Aim of the exercise » Return the listing below verbatim. Pictures do not belong in the copy.

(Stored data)
______

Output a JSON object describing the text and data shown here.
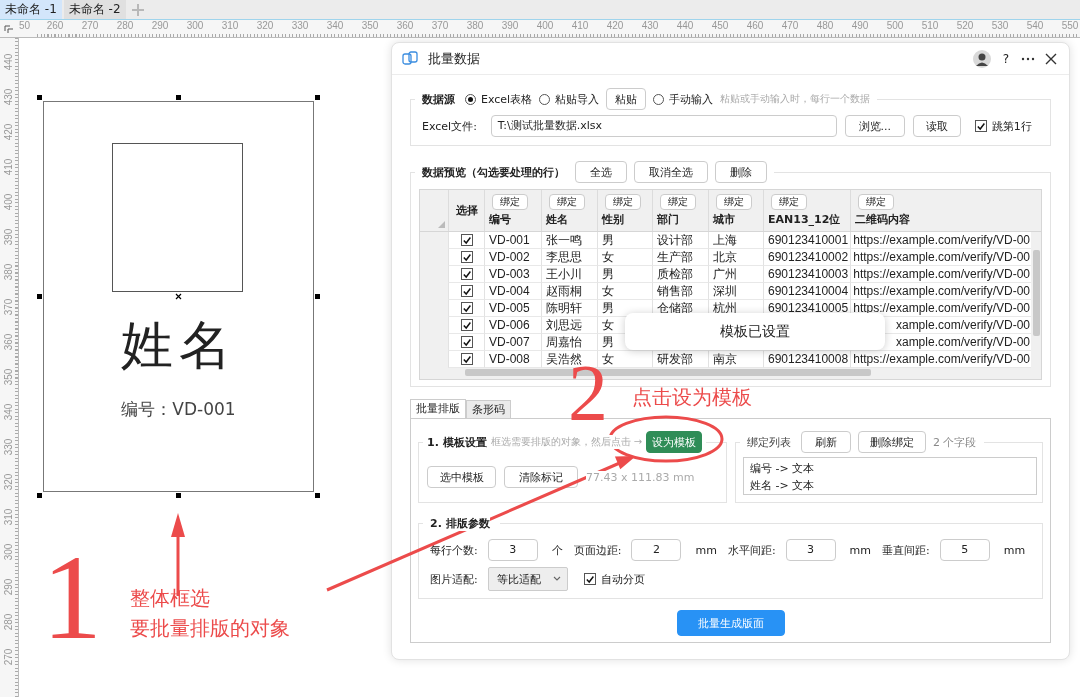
{
  "doc_tabs": [
    {
      "label": "未命名 -1",
      "selected": true
    },
    {
      "label": "未命名 -2",
      "selected": false
    }
  ],
  "ruler": {
    "horizontal": [
      "50",
      "260",
      "270",
      "280",
      "290",
      "300",
      "310",
      "320",
      "330",
      "340",
      "350",
      "360",
      "370",
      "380",
      "390",
      "400",
      "410",
      "420",
      "430",
      "440",
      "450",
      "460",
      "470",
      "480",
      "490",
      "500",
      "510",
      "520",
      "530",
      "540",
      "550"
    ],
    "vertical": [
      "440",
      "430",
      "420",
      "410",
      "400",
      "390",
      "380",
      "370",
      "360",
      "350",
      "340",
      "330",
      "320",
      "310",
      "300",
      "290",
      "280",
      "270"
    ]
  },
  "card": {
    "name_text": "姓名",
    "id_line": "编号：VD-001"
  },
  "dialog": {
    "title": "批量数据",
    "help_button": "?",
    "source": {
      "label": "数据源",
      "options": [
        {
          "label": "Excel表格",
          "selected": true
        },
        {
          "label": "粘贴导入",
          "selected": false,
          "button": "粘贴"
        },
        {
          "label": "手动输入",
          "selected": false
        }
      ],
      "hint": "粘贴或手动输入时，每行一个数据",
      "file_label": "Excel文件:",
      "file_value": "T:\\测试批量数据.xlsx",
      "browse_button": "浏览...",
      "read_button": "读取",
      "skip_first": {
        "label": "跳第1行",
        "checked": true
      }
    },
    "preview": {
      "label": "数据预览（勾选要处理的行）",
      "buttons": [
        "全选",
        "取消全选",
        "删除"
      ],
      "select_header": "选择",
      "columns": [
        {
          "bind": "绑定",
          "name": "编号"
        },
        {
          "bind": "绑定",
          "name": "姓名"
        },
        {
          "bind": "绑定",
          "name": "性别"
        },
        {
          "bind": "绑定",
          "name": "部门"
        },
        {
          "bind": "绑定",
          "name": "城市"
        },
        {
          "bind": "绑定",
          "name": "EAN13_12位"
        },
        {
          "bind": "绑定",
          "name": "二维码内容"
        }
      ],
      "rows": [
        {
          "checked": true,
          "cells": [
            "VD-001",
            "张一鸣",
            "男",
            "设计部",
            "上海",
            "690123410001",
            "https://example.com/verify/VD-00"
          ]
        },
        {
          "checked": true,
          "cells": [
            "VD-002",
            "李思思",
            "女",
            "生产部",
            "北京",
            "690123410002",
            "https://example.com/verify/VD-00"
          ]
        },
        {
          "checked": true,
          "cells": [
            "VD-003",
            "王小川",
            "男",
            "质检部",
            "广州",
            "690123410003",
            "https://example.com/verify/VD-00"
          ]
        },
        {
          "checked": true,
          "cells": [
            "VD-004",
            "赵雨桐",
            "女",
            "销售部",
            "深圳",
            "690123410004",
            "https://example.com/verify/VD-00"
          ]
        },
        {
          "checked": true,
          "cells": [
            "VD-005",
            "陈明轩",
            "男",
            "仓储部",
            "杭州",
            "690123410005",
            "https://example.com/verify/VD-00"
          ]
        },
        {
          "checked": true,
          "cells": [
            "VD-006",
            "刘思远",
            "女",
            null,
            null,
            null,
            "xample.com/verify/VD-00"
          ]
        },
        {
          "checked": true,
          "cells": [
            "VD-007",
            "周嘉怡",
            "男",
            null,
            null,
            null,
            "xample.com/verify/VD-00"
          ]
        },
        {
          "checked": true,
          "cells": [
            "VD-008",
            "吴浩然",
            "女",
            "研发部",
            "南京",
            "690123410008",
            "https://example.com/verify/VD-00"
          ]
        }
      ]
    },
    "toast": "模板已设置",
    "tabs": [
      {
        "label": "批量排版",
        "selected": true
      },
      {
        "label": "条形码",
        "selected": false
      }
    ],
    "template": {
      "label": "1. 模板设置",
      "hint": "框选需要排版的对象，然后点击 →",
      "set_button": "设为模板",
      "select_button": "选中模板",
      "clear_button": "清除标记",
      "size": "77.43 x 111.83 mm"
    },
    "binding": {
      "label": "绑定列表",
      "refresh_button": "刷新",
      "delete_button": "删除绑定",
      "count": "2 个字段",
      "items": [
        "编号 -> 文本",
        "姓名 -> 文本"
      ]
    },
    "params": {
      "label": "2. 排版参数",
      "fields": [
        {
          "label": "每行个数:",
          "value": "3",
          "unit": "个"
        },
        {
          "label": "页面边距:",
          "value": "2",
          "unit": "mm"
        },
        {
          "label": "水平间距:",
          "value": "3",
          "unit": "mm"
        },
        {
          "label": "垂直间距:",
          "value": "5",
          "unit": "mm"
        }
      ],
      "fit": {
        "label": "图片适配:",
        "value": "等比适配"
      },
      "auto_page": {
        "label": "自动分页",
        "checked": true
      }
    },
    "generate_button": "批量生成版面"
  },
  "annotations": {
    "step1": {
      "number": "1",
      "lines": [
        "整体框选",
        "要批量排版的对象"
      ]
    },
    "step2": {
      "number": "2",
      "caption": "点击设为模板"
    }
  }
}
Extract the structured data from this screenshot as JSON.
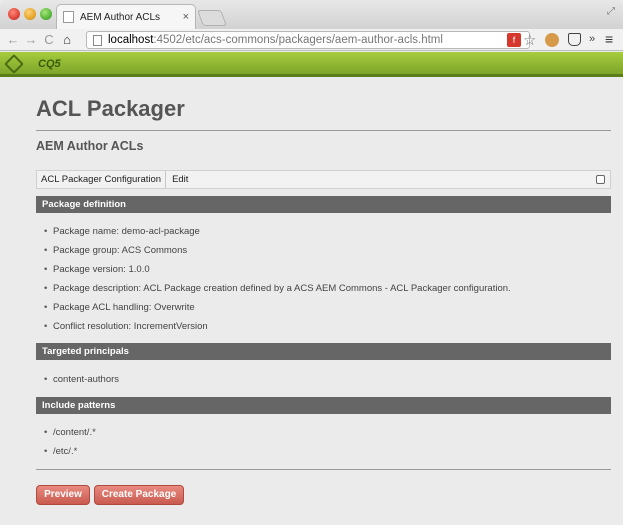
{
  "browser": {
    "tab_title": "AEM Author ACLs",
    "tab_close": "×",
    "url_host": "localhost",
    "url_rest": ":4502/etc/acs-commons/packagers/aem-author-acls.html",
    "back_glyph": "←",
    "forward_glyph": "→",
    "reload_glyph": "C",
    "home_glyph": "⌂",
    "star_glyph": "☆",
    "more_glyph": "»",
    "menu_glyph": "≡",
    "fullscreen_glyph": "⤢"
  },
  "app_bar": {
    "logo_text": "CQ5",
    "accent": "#93bb34"
  },
  "page": {
    "title": "ACL Packager",
    "subtitle": "AEM Author ACLs",
    "config_label": "ACL Packager Configuration",
    "config_edit": "Edit"
  },
  "sections": {
    "definition": {
      "heading": "Package definition",
      "items": [
        "Package name: demo-acl-package",
        "Package group: ACS Commons",
        "Package version: 1.0.0",
        "Package description: ACL Package creation defined by a ACS AEM Commons - ACL Packager configuration.",
        "Package ACL handling: Overwrite",
        "Conflict resolution: IncrementVersion"
      ]
    },
    "principals": {
      "heading": "Targeted principals",
      "items": [
        "content-authors"
      ]
    },
    "patterns": {
      "heading": "Include patterns",
      "items": [
        "/content/.*",
        "/etc/.*"
      ]
    }
  },
  "buttons": {
    "preview": "Preview",
    "create": "Create Package",
    "color": "#d9685d"
  }
}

______

Exercise response »
Output a JSON object describing the text and data shown here.
{
  "doc_tabs": [
    {
      "label": "未命名 -1",
      "selected": true
    },
    {
      "label": "未命名 -2",
      "selected": false
    }
  ],
  "ruler": {
    "horizontal": [
      "50",
      "260",
      "270",
      "280",
      "290",
      "300",
      "310",
      "320",
      "330",
      "340",
      "350",
      "360",
      "370",
      "380",
      "390",
      "400",
      "410",
      "420",
      "430",
      "440",
      "450",
      "460",
      "470",
      "480",
      "490",
      "500",
      "510",
      "520",
      "530",
      "540",
      "550"
    ],
    "vertical": [
      "440",
      "430",
      "420",
      "410",
      "400",
      "390",
      "380",
      "370",
      "360",
      "350",
      "340",
      "330",
      "320",
      "310",
      "300",
      "290",
      "280",
      "270"
    ]
  },
  "card": {
    "name_text": "姓名",
    "id_line": "编号：VD-001"
  },
  "dialog": {
    "title": "批量数据",
    "help_button": "?",
    "source": {
      "label": "数据源",
      "options": [
        {
          "label": "Excel表格",
          "selected": true
        },
        {
          "label": "粘贴导入",
          "selected": false,
          "button": "粘贴"
        },
        {
          "label": "手动输入",
          "selected": false
        }
      ],
      "hint": "粘贴或手动输入时，每行一个数据",
      "file_label": "Excel文件:",
      "file_value": "T:\\测试批量数据.xlsx",
      "browse_button": "浏览...",
      "read_button": "读取",
      "skip_first": {
        "label": "跳第1行",
        "checked": true
      }
    },
    "preview": {
      "label": "数据预览（勾选要处理的行）",
      "buttons": [
        "全选",
        "取消全选",
        "删除"
      ],
      "select_header": "选择",
      "columns": [
        {
          "bind": "绑定",
          "name": "编号"
        },
        {
          "bind": "绑定",
          "name": "姓名"
        },
        {
          "bind": "绑定",
          "name": "性别"
        },
        {
          "bind": "绑定",
          "name": "部门"
        },
        {
          "bind": "绑定",
          "name": "城市"
        },
        {
          "bind": "绑定",
          "name": "EAN13_12位"
        },
        {
          "bind": "绑定",
          "name": "二维码内容"
        }
      ],
      "rows": [
        {
          "checked": true,
          "cells": [
            "VD-001",
            "张一鸣",
            "男",
            "设计部",
            "上海",
            "690123410001",
            "https://example.com/verify/VD-00"
          ]
        },
        {
          "checked": true,
          "cells": [
            "VD-002",
            "李思思",
            "女",
            "生产部",
            "北京",
            "690123410002",
            "https://example.com/verify/VD-00"
          ]
        },
        {
          "checked": true,
          "cells": [
            "VD-003",
            "王小川",
            "男",
            "质检部",
            "广州",
            "690123410003",
            "https://example.com/verify/VD-00"
          ]
        },
        {
          "checked": true,
          "cells": [
            "VD-004",
            "赵雨桐",
            "女",
            "销售部",
            "深圳",
            "690123410004",
            "https://example.com/verify/VD-00"
          ]
        },
        {
          "checked": true,
          "cells": [
            "VD-005",
            "陈明轩",
            "男",
            "仓储部",
            "杭州",
            "690123410005",
            "https://example.com/verify/VD-00"
          ]
        },
        {
          "checked": true,
          "cells": [
            "VD-006",
            "刘思远",
            "女",
            null,
            null,
            null,
            "xample.com/verify/VD-00"
          ]
        },
        {
          "checked": true,
          "cells": [
            "VD-007",
            "周嘉怡",
            "男",
            null,
            null,
            null,
            "xample.com/verify/VD-00"
          ]
        },
        {
          "checked": true,
          "cells": [
            "VD-008",
            "吴浩然",
            "女",
            "研发部",
            "南京",
            "690123410008",
            "https://example.com/verify/VD-00"
          ]
        }
      ]
    },
    "toast": "模板已设置",
    "tabs": [
      {
        "label": "批量排版",
        "selected": true
      },
      {
        "label": "条形码",
        "selected": false
      }
    ],
    "template": {
      "label": "1. 模板设置",
      "hint": "框选需要排版的对象，然后点击 →",
      "set_button": "设为模板",
      "select_button": "选中模板",
      "clear_button": "清除标记",
      "size": "77.43 x 111.83 mm"
    },
    "binding": {
      "label": "绑定列表",
      "refresh_button": "刷新",
      "delete_button": "删除绑定",
      "count": "2 个字段",
      "items": [
        "编号 -> 文本",
        "姓名 -> 文本"
      ]
    },
    "params": {
      "label": "2. 排版参数",
      "fields": [
        {
          "label": "每行个数:",
          "value": "3",
          "unit": "个"
        },
        {
          "label": "页面边距:",
          "value": "2",
          "unit": "mm"
        },
        {
          "label": "水平间距:",
          "value": "3",
          "unit": "mm"
        },
        {
          "label": "垂直间距:",
          "value": "5",
          "unit": "mm"
        }
      ],
      "fit": {
        "label": "图片适配:",
        "value": "等比适配"
      },
      "auto_page": {
        "label": "自动分页",
        "checked": true
      }
    },
    "generate_button": "批量生成版面"
  },
  "annotations": {
    "step1": {
      "number": "1",
      "lines": [
        "整体框选",
        "要批量排版的对象"
      ]
    },
    "step2": {
      "number": "2",
      "caption": "点击设为模板"
    }
  }
}
Extract the structured data from this screenshot as JSON.
{
  "browser": {
    "tab_title": "AEM Author ACLs",
    "tab_close": "×",
    "url_host": "localhost",
    "url_rest": ":4502/etc/acs-commons/packagers/aem-author-acls.html",
    "back_glyph": "←",
    "forward_glyph": "→",
    "reload_glyph": "C",
    "home_glyph": "⌂",
    "star_glyph": "☆",
    "more_glyph": "»",
    "menu_glyph": "≡",
    "fullscreen_glyph": "⤢"
  },
  "app_bar": {
    "logo_text": "CQ5",
    "accent": "#93bb34"
  },
  "page": {
    "title": "ACL Packager",
    "subtitle": "AEM Author ACLs",
    "config_label": "ACL Packager Configuration",
    "config_edit": "Edit"
  },
  "sections": {
    "definition": {
      "heading": "Package definition",
      "items": [
        "Package name: demo-acl-package",
        "Package group: ACS Commons",
        "Package version: 1.0.0",
        "Package description: ACL Package creation defined by a ACS AEM Commons - ACL Packager configuration.",
        "Package ACL handling: Overwrite",
        "Conflict resolution: IncrementVersion"
      ]
    },
    "principals": {
      "heading": "Targeted principals",
      "items": [
        "content-authors"
      ]
    },
    "patterns": {
      "heading": "Include patterns",
      "items": [
        "/content/.*",
        "/etc/.*"
      ]
    }
  },
  "buttons": {
    "preview": "Preview",
    "create": "Create Package",
    "color": "#d9685d"
  }
}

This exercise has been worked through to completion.